TASK OBJECTIVE – Please determine how many lines of the material include the word "strengths", and respond with nothing but that number.

MATERIALS PROVIDED –
★ ★ ★ ★ ★ ★ ★

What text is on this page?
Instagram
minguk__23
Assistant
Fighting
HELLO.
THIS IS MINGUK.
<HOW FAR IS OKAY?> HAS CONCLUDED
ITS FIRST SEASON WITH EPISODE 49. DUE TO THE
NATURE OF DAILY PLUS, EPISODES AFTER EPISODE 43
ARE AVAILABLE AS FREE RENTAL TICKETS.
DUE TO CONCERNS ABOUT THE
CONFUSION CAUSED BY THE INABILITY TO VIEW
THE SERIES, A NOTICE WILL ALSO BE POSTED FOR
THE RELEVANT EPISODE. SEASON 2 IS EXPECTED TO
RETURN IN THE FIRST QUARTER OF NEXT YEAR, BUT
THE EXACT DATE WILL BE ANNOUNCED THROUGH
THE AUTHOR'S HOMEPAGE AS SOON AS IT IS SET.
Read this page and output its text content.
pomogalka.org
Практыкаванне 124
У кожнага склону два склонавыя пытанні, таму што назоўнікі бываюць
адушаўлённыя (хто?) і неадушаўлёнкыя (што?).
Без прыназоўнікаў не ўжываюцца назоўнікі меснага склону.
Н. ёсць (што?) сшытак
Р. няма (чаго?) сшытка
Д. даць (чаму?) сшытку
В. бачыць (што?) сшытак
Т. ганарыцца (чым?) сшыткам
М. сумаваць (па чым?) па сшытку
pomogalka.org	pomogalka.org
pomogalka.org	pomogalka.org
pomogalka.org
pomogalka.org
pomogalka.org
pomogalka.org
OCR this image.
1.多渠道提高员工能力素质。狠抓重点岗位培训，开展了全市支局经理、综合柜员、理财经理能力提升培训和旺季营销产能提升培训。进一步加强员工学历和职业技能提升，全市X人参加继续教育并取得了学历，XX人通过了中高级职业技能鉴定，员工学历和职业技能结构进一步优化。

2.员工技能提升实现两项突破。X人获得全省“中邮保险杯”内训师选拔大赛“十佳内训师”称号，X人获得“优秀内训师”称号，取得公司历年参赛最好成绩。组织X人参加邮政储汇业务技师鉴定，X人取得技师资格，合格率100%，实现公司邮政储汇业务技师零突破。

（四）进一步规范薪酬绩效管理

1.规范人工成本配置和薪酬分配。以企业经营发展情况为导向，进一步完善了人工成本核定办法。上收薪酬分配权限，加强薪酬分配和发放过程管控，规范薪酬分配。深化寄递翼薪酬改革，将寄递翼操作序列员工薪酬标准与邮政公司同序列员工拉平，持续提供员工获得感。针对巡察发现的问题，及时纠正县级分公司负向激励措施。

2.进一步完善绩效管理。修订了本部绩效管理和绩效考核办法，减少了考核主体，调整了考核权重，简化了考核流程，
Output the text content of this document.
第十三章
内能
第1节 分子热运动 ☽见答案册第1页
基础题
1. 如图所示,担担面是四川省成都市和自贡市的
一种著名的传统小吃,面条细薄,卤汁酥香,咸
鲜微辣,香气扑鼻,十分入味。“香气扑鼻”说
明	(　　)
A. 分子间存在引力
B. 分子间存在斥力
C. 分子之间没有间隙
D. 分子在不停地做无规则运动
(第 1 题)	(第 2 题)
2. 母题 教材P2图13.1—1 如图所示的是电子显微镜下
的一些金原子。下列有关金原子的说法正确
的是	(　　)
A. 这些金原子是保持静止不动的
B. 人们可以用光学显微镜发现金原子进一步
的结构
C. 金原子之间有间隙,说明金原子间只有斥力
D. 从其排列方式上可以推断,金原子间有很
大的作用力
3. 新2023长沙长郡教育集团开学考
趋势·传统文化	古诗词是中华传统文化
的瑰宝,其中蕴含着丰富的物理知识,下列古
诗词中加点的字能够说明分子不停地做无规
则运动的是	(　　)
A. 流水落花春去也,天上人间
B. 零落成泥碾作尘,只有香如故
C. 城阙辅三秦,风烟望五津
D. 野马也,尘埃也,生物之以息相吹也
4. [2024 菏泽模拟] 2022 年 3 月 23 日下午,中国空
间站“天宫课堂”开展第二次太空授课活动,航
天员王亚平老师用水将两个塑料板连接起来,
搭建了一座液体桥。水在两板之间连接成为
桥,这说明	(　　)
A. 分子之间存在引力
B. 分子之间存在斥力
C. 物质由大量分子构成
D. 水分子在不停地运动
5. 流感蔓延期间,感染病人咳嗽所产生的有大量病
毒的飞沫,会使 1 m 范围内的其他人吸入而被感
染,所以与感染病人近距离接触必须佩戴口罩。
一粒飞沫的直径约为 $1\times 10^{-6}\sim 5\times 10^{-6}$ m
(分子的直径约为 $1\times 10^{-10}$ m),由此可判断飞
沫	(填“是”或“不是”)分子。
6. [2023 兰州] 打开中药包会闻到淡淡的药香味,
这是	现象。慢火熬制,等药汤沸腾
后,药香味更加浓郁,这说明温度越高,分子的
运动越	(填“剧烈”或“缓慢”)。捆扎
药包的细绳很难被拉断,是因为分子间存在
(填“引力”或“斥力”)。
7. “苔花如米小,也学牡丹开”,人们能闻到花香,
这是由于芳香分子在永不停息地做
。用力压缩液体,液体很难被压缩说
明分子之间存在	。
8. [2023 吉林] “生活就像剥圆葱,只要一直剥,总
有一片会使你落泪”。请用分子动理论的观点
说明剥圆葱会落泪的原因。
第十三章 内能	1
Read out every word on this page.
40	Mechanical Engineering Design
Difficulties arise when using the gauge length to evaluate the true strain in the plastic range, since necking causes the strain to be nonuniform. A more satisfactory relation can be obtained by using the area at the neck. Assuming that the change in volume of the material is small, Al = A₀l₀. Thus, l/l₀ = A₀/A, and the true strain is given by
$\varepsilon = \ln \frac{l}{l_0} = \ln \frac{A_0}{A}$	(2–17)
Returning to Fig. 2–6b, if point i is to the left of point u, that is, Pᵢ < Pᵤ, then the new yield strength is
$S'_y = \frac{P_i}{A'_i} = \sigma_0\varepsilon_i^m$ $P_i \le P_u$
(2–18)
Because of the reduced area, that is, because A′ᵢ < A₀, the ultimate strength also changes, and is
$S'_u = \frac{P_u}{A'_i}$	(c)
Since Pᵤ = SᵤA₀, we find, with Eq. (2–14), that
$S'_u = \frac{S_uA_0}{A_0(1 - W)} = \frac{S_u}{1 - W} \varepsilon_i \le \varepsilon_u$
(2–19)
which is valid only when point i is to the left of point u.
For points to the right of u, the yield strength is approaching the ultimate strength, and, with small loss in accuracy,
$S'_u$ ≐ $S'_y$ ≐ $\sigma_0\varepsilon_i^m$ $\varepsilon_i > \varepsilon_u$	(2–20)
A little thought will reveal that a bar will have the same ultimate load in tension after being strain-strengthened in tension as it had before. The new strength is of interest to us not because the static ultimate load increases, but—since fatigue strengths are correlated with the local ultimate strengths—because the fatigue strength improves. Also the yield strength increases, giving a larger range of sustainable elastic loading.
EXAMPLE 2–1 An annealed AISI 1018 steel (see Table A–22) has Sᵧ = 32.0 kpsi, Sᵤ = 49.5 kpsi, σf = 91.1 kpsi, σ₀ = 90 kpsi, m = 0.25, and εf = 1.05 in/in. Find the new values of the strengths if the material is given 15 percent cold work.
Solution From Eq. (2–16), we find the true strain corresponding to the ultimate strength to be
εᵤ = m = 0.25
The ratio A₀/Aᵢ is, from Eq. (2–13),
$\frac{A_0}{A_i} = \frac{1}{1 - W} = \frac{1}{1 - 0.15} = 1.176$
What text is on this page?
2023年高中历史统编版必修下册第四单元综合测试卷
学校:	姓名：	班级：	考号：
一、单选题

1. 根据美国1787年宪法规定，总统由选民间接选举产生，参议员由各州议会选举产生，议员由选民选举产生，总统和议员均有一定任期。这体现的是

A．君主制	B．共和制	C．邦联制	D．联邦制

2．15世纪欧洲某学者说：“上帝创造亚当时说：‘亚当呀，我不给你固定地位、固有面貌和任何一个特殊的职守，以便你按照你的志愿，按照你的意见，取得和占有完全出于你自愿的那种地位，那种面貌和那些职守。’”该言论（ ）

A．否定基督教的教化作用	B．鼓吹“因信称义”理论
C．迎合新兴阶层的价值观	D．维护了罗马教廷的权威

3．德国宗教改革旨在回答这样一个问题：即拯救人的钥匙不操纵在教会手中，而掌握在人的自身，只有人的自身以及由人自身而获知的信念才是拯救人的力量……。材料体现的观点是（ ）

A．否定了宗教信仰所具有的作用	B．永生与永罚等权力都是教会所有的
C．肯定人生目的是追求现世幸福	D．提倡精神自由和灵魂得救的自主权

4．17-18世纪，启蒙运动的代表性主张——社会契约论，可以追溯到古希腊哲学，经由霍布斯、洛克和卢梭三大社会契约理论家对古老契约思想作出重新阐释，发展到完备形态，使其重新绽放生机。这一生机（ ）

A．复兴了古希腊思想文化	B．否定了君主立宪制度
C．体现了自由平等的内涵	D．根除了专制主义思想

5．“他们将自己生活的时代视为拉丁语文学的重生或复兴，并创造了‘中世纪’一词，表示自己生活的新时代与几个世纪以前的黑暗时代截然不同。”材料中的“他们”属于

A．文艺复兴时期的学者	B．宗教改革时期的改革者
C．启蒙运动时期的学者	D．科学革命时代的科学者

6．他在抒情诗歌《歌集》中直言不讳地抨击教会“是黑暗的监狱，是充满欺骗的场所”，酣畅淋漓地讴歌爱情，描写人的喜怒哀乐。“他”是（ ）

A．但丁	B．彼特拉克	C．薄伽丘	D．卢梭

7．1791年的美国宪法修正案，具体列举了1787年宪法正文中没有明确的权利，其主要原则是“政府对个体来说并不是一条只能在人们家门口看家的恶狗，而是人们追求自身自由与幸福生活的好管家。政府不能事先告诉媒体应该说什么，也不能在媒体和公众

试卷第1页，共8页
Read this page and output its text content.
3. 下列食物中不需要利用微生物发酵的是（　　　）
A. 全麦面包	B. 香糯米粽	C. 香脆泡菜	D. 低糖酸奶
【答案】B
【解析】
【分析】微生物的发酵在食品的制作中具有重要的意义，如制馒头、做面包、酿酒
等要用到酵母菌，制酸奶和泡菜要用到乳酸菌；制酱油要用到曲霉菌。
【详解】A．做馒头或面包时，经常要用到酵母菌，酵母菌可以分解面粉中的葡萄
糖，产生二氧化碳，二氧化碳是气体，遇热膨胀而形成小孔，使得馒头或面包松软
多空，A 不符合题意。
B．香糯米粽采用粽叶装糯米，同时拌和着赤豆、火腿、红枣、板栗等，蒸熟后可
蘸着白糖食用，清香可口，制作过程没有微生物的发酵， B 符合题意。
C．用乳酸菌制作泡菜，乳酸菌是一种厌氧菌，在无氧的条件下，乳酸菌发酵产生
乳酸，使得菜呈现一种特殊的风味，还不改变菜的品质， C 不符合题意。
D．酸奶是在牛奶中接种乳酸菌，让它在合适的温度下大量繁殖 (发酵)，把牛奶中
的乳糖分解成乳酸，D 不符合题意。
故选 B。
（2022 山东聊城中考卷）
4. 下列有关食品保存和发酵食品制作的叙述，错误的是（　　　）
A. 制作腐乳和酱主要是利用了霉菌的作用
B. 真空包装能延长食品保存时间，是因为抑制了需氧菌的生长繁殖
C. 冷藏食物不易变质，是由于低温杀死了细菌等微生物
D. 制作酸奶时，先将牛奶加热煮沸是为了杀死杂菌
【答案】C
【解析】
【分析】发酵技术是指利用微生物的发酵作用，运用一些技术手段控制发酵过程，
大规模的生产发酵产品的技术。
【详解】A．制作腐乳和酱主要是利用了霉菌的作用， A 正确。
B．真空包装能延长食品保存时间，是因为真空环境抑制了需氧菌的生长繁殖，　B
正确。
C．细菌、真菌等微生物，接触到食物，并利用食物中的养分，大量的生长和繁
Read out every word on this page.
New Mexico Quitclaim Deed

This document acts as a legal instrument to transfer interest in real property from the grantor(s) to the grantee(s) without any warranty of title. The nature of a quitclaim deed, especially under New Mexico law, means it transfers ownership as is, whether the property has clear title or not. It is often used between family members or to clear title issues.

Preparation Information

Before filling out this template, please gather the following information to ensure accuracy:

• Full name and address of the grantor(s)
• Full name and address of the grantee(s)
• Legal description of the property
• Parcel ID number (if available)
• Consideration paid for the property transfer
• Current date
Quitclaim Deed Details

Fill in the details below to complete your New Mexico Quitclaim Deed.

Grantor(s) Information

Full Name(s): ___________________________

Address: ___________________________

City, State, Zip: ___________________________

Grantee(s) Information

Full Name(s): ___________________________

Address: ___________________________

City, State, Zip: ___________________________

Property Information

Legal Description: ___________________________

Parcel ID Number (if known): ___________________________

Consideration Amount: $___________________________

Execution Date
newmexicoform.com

★ ★ ★ ★ ★ ★ ★

CORRECT RESPONSE – 2